## Problem requirements
Locate the string "JSON" in the records below. Copy every line where it occurs.
☆ ☆ ☆
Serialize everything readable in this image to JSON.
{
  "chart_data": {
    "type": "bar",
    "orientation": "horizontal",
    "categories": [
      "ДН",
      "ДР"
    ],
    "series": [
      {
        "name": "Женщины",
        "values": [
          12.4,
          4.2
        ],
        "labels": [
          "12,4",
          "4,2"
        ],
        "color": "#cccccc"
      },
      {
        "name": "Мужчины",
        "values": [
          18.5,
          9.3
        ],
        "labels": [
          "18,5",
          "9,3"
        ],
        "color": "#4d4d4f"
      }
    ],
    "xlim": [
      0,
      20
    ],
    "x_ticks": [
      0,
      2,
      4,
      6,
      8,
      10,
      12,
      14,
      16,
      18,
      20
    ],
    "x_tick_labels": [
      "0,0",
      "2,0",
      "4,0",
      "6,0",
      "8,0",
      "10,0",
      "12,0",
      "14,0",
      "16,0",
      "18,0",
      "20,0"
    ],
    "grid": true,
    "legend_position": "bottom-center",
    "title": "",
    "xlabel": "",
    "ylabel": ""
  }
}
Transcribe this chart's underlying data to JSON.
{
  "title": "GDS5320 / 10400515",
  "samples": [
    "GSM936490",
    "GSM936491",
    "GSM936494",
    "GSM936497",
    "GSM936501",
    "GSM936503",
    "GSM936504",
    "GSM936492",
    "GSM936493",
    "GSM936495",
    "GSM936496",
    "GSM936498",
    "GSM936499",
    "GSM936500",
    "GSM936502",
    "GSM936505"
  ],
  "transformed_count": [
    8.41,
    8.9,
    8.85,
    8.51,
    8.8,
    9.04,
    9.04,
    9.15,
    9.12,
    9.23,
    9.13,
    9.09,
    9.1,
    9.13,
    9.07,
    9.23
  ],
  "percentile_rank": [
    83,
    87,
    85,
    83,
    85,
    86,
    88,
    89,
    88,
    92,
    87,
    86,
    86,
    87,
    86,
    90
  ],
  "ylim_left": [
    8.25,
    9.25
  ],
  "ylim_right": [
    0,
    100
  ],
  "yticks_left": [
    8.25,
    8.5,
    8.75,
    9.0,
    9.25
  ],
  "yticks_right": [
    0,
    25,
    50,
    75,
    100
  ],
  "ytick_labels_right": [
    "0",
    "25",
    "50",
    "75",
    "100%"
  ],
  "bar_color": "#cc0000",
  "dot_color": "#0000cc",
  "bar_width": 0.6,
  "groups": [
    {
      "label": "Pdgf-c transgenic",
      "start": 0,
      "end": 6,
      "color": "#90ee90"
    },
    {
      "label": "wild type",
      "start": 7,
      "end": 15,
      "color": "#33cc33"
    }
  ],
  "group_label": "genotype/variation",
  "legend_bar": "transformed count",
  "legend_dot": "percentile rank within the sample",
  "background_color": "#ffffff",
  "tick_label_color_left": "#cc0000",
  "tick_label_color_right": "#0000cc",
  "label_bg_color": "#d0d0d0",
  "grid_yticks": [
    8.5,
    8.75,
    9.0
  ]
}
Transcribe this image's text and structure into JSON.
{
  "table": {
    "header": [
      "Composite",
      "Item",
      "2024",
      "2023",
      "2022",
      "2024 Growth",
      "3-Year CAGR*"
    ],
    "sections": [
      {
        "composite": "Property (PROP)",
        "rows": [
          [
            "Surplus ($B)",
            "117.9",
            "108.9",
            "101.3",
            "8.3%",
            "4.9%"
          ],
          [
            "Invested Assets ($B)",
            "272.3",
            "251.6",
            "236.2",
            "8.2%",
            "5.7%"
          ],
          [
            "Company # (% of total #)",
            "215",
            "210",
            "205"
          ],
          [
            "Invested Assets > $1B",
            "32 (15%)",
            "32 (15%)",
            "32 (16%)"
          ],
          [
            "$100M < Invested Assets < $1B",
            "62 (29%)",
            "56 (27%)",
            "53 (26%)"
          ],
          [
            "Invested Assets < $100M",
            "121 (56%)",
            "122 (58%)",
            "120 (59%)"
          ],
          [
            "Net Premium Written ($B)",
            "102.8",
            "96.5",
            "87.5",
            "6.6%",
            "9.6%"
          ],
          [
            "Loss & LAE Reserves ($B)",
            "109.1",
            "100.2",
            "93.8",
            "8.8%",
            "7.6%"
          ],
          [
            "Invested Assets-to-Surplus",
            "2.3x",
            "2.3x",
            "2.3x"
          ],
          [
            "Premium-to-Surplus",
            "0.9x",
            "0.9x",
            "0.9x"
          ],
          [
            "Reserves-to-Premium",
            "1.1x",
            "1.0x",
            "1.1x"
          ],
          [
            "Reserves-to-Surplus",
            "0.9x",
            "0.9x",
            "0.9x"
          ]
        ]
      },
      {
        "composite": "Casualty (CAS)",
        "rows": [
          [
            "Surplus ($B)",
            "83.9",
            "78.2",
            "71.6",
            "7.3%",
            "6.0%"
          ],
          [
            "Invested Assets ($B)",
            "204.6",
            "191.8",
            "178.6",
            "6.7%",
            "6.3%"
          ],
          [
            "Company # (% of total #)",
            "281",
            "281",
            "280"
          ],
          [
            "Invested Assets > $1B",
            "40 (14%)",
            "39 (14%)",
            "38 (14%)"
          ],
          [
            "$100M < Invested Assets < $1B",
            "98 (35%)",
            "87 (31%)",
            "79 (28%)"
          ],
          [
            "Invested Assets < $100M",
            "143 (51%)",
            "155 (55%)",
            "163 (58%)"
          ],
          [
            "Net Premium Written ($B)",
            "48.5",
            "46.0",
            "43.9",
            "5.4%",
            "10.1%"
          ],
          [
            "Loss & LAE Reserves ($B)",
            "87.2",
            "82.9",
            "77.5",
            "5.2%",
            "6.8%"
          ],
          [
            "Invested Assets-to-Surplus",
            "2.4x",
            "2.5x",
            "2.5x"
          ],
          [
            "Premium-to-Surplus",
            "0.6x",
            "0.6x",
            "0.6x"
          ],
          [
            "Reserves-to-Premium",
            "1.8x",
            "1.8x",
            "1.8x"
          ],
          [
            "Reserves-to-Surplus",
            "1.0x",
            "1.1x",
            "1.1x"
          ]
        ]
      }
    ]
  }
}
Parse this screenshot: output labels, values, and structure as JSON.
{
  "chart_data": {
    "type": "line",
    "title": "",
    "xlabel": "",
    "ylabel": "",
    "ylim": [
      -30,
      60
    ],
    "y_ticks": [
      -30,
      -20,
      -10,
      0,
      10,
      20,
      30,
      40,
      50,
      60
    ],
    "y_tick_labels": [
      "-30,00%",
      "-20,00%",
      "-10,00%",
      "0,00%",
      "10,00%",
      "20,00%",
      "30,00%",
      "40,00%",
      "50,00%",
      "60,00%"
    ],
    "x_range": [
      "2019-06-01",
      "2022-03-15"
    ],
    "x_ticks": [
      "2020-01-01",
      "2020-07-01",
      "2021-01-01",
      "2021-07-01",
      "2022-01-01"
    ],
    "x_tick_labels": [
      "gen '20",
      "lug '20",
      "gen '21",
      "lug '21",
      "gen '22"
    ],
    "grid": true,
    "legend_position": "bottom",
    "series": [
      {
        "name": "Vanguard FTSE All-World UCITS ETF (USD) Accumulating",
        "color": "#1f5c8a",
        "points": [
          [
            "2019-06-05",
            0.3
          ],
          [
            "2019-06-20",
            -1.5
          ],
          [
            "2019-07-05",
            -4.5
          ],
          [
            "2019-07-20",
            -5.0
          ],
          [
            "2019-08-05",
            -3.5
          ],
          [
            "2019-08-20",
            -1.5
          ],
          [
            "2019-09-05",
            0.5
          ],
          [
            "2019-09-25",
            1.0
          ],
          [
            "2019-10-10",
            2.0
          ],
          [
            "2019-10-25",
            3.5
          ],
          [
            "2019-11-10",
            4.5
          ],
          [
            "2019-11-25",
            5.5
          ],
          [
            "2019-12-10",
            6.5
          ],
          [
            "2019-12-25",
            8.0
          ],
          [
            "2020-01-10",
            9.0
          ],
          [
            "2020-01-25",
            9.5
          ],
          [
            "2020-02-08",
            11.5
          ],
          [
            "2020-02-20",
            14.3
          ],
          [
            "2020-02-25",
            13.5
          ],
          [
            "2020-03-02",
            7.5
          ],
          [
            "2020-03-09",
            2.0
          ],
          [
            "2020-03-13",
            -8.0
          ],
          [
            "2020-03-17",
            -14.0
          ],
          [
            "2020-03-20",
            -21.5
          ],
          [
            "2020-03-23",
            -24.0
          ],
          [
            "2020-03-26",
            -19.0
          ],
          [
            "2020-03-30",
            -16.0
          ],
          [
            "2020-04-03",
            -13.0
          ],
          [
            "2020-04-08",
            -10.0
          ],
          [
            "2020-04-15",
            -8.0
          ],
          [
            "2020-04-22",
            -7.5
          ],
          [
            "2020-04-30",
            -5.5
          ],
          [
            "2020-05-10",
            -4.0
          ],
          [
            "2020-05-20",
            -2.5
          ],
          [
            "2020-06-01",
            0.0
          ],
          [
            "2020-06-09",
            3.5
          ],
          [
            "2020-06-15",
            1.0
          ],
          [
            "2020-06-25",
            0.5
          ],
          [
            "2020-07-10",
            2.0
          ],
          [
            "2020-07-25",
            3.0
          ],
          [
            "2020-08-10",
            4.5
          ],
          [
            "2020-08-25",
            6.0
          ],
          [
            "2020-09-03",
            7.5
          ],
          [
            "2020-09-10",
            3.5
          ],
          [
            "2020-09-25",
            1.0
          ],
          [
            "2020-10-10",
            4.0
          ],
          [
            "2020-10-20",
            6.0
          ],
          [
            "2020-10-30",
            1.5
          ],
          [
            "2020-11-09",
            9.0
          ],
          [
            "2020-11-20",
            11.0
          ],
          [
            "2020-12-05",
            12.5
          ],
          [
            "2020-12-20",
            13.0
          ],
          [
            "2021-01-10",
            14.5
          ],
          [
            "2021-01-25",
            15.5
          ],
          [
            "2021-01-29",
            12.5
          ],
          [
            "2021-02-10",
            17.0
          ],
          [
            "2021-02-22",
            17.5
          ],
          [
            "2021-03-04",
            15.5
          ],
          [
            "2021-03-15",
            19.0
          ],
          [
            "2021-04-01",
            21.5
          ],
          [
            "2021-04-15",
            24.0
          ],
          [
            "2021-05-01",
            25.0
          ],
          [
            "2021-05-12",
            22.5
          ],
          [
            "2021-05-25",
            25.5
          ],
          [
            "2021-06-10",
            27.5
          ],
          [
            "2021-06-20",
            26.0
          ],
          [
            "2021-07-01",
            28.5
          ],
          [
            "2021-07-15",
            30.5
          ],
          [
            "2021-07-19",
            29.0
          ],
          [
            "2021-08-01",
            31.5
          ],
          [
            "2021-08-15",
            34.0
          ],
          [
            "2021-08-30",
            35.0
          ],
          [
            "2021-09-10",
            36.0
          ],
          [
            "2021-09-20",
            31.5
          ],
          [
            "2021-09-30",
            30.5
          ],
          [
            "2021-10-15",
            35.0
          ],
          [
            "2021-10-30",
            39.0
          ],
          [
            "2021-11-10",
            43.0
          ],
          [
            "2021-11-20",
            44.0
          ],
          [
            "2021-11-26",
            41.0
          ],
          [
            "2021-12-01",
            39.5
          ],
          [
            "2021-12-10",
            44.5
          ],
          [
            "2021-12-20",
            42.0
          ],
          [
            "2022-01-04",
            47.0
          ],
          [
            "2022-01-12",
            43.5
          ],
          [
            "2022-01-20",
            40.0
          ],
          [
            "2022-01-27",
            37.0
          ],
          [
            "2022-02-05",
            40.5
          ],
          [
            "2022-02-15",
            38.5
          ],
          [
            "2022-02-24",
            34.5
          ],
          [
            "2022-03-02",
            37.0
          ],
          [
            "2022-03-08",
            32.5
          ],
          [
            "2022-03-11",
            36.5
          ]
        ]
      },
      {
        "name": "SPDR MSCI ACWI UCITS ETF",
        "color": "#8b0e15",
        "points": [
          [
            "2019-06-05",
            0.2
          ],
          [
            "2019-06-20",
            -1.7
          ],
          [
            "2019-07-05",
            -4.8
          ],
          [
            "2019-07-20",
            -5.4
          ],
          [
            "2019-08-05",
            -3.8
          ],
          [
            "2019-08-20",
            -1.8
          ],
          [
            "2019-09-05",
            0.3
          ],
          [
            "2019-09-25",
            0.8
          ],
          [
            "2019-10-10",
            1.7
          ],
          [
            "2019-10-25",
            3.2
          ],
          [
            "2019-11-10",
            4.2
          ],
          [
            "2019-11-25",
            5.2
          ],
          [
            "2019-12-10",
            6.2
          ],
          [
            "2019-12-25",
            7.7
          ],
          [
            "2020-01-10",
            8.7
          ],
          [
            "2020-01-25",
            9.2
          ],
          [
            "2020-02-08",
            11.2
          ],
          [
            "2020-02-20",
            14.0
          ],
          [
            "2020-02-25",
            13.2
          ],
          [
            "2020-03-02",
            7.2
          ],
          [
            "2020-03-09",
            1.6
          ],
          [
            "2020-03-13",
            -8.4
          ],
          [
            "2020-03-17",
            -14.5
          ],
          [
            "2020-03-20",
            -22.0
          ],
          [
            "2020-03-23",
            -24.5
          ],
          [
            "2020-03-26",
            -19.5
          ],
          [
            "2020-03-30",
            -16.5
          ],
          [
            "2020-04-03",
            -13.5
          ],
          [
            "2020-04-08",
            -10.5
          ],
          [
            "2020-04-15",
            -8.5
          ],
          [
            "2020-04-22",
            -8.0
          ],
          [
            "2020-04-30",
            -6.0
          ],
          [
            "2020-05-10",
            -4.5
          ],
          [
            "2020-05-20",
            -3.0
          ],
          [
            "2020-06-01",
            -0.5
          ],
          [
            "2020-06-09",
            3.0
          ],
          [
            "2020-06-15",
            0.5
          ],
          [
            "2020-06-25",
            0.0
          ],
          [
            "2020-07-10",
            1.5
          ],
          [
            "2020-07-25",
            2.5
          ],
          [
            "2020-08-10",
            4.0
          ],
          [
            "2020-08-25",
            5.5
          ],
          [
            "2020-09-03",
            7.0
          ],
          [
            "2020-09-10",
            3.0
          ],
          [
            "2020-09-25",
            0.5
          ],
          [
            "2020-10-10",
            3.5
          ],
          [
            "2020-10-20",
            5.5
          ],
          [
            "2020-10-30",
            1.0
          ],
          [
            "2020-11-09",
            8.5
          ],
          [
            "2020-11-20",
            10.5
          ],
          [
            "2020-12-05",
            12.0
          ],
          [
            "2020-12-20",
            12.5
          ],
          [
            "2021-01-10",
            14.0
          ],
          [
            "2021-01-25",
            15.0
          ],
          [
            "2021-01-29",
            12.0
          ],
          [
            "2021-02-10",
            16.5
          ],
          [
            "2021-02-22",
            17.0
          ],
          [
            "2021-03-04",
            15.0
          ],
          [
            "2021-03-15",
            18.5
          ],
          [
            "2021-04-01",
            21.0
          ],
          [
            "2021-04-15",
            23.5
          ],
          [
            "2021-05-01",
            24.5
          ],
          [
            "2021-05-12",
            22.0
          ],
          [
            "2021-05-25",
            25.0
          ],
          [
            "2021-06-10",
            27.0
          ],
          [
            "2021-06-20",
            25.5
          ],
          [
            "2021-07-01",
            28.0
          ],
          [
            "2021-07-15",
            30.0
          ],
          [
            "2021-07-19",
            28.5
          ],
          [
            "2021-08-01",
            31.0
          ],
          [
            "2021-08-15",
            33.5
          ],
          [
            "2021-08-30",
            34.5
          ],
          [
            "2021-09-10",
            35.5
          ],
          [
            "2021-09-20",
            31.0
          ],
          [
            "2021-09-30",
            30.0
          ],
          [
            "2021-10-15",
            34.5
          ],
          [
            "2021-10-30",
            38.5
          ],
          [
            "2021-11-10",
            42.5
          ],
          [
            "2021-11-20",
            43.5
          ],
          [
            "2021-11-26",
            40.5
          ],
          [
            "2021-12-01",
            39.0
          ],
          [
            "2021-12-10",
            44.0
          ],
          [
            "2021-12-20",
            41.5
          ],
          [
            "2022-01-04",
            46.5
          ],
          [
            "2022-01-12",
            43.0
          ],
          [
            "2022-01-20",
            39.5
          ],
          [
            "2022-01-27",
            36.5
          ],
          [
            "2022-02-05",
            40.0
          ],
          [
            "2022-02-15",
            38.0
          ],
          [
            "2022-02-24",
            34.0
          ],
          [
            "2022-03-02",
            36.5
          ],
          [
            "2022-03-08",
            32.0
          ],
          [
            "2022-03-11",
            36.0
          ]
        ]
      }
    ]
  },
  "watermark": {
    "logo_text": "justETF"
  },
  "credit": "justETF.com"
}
☆ ☆ ☆
## Answer in full
Serialize everything readable in this image to JSON.
Transcribe this chart's underlying data to JSON.
Transcribe this image's text and structure into JSON.
Parse this screenshot: output labels, values, and structure as JSON.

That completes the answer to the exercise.